#### [Work to do]
Every entry should be repeated exactly. Omit the pictures.

#### [Input]
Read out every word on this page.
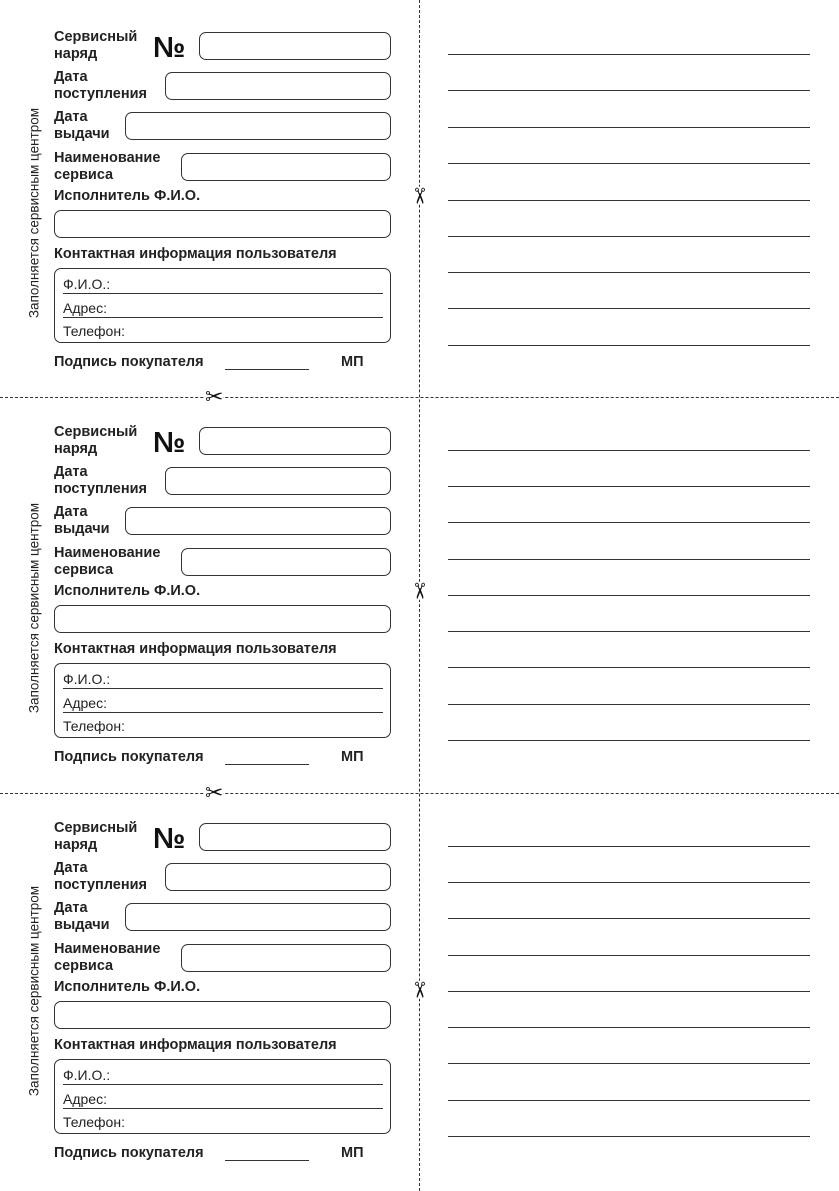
✂
✂
✂
✂
✂
Заполняется сервисным центром
Сервисный
наряд	№
Дата
поступления
Дата
выдачи
Наименование
сервиса
Исполнитель Ф.И.О.
Контактная информация пользователя
Ф.И.О.:
Адрес:
Телефон:
Подпись покупателя	МП
Заполняется сервисным центром
Сервисный
наряд	№
Дата
поступления
Дата
выдачи
Наименование
сервиса
Исполнитель Ф.И.О.
Контактная информация пользователя
Ф.И.О.:
Адрес:
Телефон:
Подпись покупателя	МП
Заполняется сервисным центром
Сервисный
наряд	№
Дата
поступления
Дата
выдачи
Наименование
сервиса
Исполнитель Ф.И.О.
Контактная информация пользователя
Ф.И.О.:
Адрес:
Телефон:
Подпись покупателя	МП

#### [Exercise result]
Read out every word on this page.
✂
✂
✂
✂
✂
Заполняется сервисным центром
Сервисный
наряд	№
Дата
поступления
Дата
выдачи
Наименование
сервиса
Исполнитель Ф.И.О.
Контактная информация пользователя
Ф.И.О.:
Адрес:
Телефон:
Подпись покупателя	МП
Заполняется сервисным центром
Сервисный
наряд	№
Дата
поступления
Дата
выдачи
Наименование
сервиса
Исполнитель Ф.И.О.
Контактная информация пользователя
Ф.И.О.:
Адрес:
Телефон:
Подпись покупателя	МП
Заполняется сервисным центром
Сервисный
наряд	№
Дата
поступления
Дата
выдачи
Наименование
сервиса
Исполнитель Ф.И.О.
Контактная информация пользователя
Ф.И.О.:
Адрес:
Телефон:
Подпись покупателя	МП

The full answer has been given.